Element boundary records:
════════════════

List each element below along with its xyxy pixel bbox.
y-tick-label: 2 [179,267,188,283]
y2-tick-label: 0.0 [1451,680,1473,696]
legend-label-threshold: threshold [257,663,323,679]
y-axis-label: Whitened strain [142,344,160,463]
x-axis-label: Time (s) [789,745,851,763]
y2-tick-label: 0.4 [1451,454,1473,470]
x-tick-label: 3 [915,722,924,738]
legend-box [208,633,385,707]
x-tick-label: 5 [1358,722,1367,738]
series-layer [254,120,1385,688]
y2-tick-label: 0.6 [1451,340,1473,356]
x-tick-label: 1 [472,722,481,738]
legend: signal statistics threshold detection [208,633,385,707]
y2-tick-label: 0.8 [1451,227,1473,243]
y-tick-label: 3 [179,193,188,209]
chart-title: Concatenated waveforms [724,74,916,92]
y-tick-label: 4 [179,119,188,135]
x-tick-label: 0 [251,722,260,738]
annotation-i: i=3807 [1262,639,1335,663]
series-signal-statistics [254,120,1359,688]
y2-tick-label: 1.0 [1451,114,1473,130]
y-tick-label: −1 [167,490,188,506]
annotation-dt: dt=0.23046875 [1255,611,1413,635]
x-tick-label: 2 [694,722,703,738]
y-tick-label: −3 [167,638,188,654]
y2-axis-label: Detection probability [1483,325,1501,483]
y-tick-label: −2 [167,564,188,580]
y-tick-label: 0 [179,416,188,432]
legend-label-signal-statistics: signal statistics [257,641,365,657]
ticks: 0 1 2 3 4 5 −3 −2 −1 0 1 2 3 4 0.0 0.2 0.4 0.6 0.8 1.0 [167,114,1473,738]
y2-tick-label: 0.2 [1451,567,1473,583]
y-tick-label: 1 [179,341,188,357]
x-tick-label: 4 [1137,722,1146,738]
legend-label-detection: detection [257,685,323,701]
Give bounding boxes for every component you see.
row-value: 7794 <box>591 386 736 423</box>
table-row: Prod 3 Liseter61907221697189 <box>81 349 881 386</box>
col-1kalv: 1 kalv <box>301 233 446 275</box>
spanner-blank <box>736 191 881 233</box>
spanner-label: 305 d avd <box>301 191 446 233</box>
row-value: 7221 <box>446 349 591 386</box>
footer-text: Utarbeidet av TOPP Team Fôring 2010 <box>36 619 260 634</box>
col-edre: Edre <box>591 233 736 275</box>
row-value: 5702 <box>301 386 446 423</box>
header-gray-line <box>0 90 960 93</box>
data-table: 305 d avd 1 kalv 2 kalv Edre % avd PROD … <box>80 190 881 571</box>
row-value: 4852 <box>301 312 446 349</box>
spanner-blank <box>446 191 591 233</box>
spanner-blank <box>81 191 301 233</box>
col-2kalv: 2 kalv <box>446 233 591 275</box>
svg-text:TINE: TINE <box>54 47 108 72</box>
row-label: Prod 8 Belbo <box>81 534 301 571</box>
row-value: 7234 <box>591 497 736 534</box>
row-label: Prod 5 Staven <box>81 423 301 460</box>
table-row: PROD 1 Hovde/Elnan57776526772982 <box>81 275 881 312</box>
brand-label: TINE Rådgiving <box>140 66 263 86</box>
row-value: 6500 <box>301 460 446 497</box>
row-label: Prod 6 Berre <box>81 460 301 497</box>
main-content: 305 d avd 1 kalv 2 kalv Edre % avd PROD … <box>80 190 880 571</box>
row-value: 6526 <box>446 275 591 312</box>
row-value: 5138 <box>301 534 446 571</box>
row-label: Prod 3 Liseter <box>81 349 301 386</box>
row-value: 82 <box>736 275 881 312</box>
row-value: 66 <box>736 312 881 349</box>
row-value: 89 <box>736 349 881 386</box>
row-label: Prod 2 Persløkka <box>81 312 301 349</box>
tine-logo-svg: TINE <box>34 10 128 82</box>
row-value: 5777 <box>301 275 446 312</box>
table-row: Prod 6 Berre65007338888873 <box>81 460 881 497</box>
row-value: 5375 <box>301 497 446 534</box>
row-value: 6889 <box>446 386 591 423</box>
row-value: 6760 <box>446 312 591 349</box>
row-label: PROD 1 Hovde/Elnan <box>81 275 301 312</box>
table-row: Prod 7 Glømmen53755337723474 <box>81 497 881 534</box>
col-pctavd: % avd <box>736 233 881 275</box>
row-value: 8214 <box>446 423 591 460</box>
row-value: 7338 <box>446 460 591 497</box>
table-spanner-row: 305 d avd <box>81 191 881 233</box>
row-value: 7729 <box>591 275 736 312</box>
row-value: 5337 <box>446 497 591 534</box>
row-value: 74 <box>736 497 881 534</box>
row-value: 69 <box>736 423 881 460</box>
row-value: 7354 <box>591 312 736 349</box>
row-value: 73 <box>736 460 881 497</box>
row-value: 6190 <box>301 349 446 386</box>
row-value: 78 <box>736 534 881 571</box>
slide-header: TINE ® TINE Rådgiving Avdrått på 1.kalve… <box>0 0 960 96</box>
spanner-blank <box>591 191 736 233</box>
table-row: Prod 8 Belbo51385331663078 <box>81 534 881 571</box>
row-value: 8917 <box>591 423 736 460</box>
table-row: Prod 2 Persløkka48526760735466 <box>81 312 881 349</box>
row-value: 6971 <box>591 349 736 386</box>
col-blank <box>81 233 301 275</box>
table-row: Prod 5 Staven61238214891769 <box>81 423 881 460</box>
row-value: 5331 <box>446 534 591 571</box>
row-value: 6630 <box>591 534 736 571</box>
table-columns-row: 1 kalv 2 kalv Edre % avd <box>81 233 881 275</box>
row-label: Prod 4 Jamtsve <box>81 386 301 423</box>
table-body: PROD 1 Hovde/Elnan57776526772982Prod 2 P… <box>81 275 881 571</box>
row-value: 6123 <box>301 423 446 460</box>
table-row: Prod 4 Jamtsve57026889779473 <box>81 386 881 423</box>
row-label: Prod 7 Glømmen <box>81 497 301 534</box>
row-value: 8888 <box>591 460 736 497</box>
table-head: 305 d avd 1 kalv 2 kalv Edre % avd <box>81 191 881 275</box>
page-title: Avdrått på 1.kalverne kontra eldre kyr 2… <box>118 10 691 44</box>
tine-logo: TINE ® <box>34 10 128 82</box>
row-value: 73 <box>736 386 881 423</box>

════════════════

__TASK__:
Return the records above line for line, unchanged.

__RESULT OF THIS EXERCISE__:
List each element below along with its xyxy pixel bbox.
y-tick-label: 2 [179,267,188,283]
y2-tick-label: 0.0 [1451,680,1473,696]
legend-label-threshold: threshold [257,663,323,679]
y-axis-label: Whitened strain [142,344,160,463]
x-axis-label: Time (s) [789,745,851,763]
y2-tick-label: 0.4 [1451,454,1473,470]
x-tick-label: 3 [915,722,924,738]
legend-box [208,633,385,707]
x-tick-label: 5 [1358,722,1367,738]
series-layer [254,120,1385,688]
y2-tick-label: 0.6 [1451,340,1473,356]
x-tick-label: 1 [472,722,481,738]
legend: signal statistics threshold detection [208,633,385,707]
y2-tick-label: 0.8 [1451,227,1473,243]
y-tick-label: 3 [179,193,188,209]
chart-title: Concatenated waveforms [724,74,916,92]
y-tick-label: 4 [179,119,188,135]
x-tick-label: 0 [251,722,260,738]
annotation-i: i=3807 [1262,639,1335,663]
series-signal-statistics [254,120,1359,688]
y2-tick-label: 1.0 [1451,114,1473,130]
y-tick-label: −1 [167,490,188,506]
annotation-dt: dt=0.23046875 [1255,611,1413,635]
x-tick-label: 2 [694,722,703,738]
y-tick-label: −3 [167,638,188,654]
y2-axis-label: Detection probability [1483,325,1501,483]
y-tick-label: −2 [167,564,188,580]
y-tick-label: 0 [179,416,188,432]
legend-label-signal-statistics: signal statistics [257,641,365,657]
ticks: 0 1 2 3 4 5 −3 −2 −1 0 1 2 3 4 0.0 0.2 0.4 0.6 0.8 1.0 [167,114,1473,738]
y2-tick-label: 0.2 [1451,567,1473,583]
y-tick-label: 1 [179,341,188,357]
x-tick-label: 4 [1137,722,1146,738]
legend-label-detection: detection [257,685,323,701]
Give bounding boxes for every component you see.
row-value: 7794 <box>591 386 736 423</box>
table-row: Prod 3 Liseter61907221697189 <box>81 349 881 386</box>
col-1kalv: 1 kalv <box>301 233 446 275</box>
spanner-blank <box>736 191 881 233</box>
spanner-label: 305 d avd <box>301 191 446 233</box>
row-value: 7221 <box>446 349 591 386</box>
footer-text: Utarbeidet av TOPP Team Fôring 2010 <box>36 619 260 634</box>
col-edre: Edre <box>591 233 736 275</box>
row-value: 5702 <box>301 386 446 423</box>
header-gray-line <box>0 90 960 93</box>
data-table: 305 d avd 1 kalv 2 kalv Edre % avd PROD … <box>80 190 881 571</box>
row-value: 4852 <box>301 312 446 349</box>
spanner-blank <box>446 191 591 233</box>
spanner-blank <box>81 191 301 233</box>
col-2kalv: 2 kalv <box>446 233 591 275</box>
svg-text:TINE: TINE <box>54 47 108 72</box>
row-label: Prod 8 Belbo <box>81 534 301 571</box>
row-value: 7234 <box>591 497 736 534</box>
row-label: Prod 5 Staven <box>81 423 301 460</box>
table-row: PROD 1 Hovde/Elnan57776526772982 <box>81 275 881 312</box>
brand-label: TINE Rådgiving <box>140 66 263 86</box>
row-value: 6500 <box>301 460 446 497</box>
row-label: Prod 6 Berre <box>81 460 301 497</box>
main-content: 305 d avd 1 kalv 2 kalv Edre % avd PROD … <box>80 190 880 571</box>
row-value: 6526 <box>446 275 591 312</box>
row-value: 5138 <box>301 534 446 571</box>
row-label: Prod 3 Liseter <box>81 349 301 386</box>
row-value: 82 <box>736 275 881 312</box>
row-value: 66 <box>736 312 881 349</box>
row-value: 89 <box>736 349 881 386</box>
row-label: Prod 2 Persløkka <box>81 312 301 349</box>
tine-logo-svg: TINE <box>34 10 128 82</box>
row-value: 5777 <box>301 275 446 312</box>
table-row: Prod 6 Berre65007338888873 <box>81 460 881 497</box>
row-value: 5375 <box>301 497 446 534</box>
row-value: 6889 <box>446 386 591 423</box>
row-value: 6760 <box>446 312 591 349</box>
row-label: PROD 1 Hovde/Elnan <box>81 275 301 312</box>
table-row: Prod 7 Glømmen53755337723474 <box>81 497 881 534</box>
col-pctavd: % avd <box>736 233 881 275</box>
row-value: 8214 <box>446 423 591 460</box>
row-value: 7338 <box>446 460 591 497</box>
table-spanner-row: 305 d avd <box>81 191 881 233</box>
row-value: 7729 <box>591 275 736 312</box>
row-value: 5337 <box>446 497 591 534</box>
row-value: 74 <box>736 497 881 534</box>
row-value: 69 <box>736 423 881 460</box>
row-value: 7354 <box>591 312 736 349</box>
row-value: 73 <box>736 460 881 497</box>
row-value: 6190 <box>301 349 446 386</box>
row-value: 78 <box>736 534 881 571</box>
slide-header: TINE ® TINE Rådgiving Avdrått på 1.kalve… <box>0 0 960 96</box>
spanner-blank <box>591 191 736 233</box>
table-row: Prod 8 Belbo51385331663078 <box>81 534 881 571</box>
row-value: 8917 <box>591 423 736 460</box>
table-row: Prod 2 Persløkka48526760735466 <box>81 312 881 349</box>
row-value: 6971 <box>591 349 736 386</box>
col-blank <box>81 233 301 275</box>
table-row: Prod 5 Staven61238214891769 <box>81 423 881 460</box>
row-value: 5331 <box>446 534 591 571</box>
row-value: 6630 <box>591 534 736 571</box>
table-columns-row: 1 kalv 2 kalv Edre % avd <box>81 233 881 275</box>
row-label: Prod 4 Jamtsve <box>81 386 301 423</box>
table-body: PROD 1 Hovde/Elnan57776526772982Prod 2 P… <box>81 275 881 571</box>
row-value: 6123 <box>301 423 446 460</box>
table-row: Prod 4 Jamtsve57026889779473 <box>81 386 881 423</box>
row-label: Prod 7 Glømmen <box>81 497 301 534</box>
row-value: 8888 <box>591 460 736 497</box>
table-head: 305 d avd 1 kalv 2 kalv Edre % avd <box>81 191 881 275</box>
page-title: Avdrått på 1.kalverne kontra eldre kyr 2… <box>118 10 691 44</box>
tine-logo: TINE ® <box>34 10 128 82</box>
row-value: 73 <box>736 386 881 423</box>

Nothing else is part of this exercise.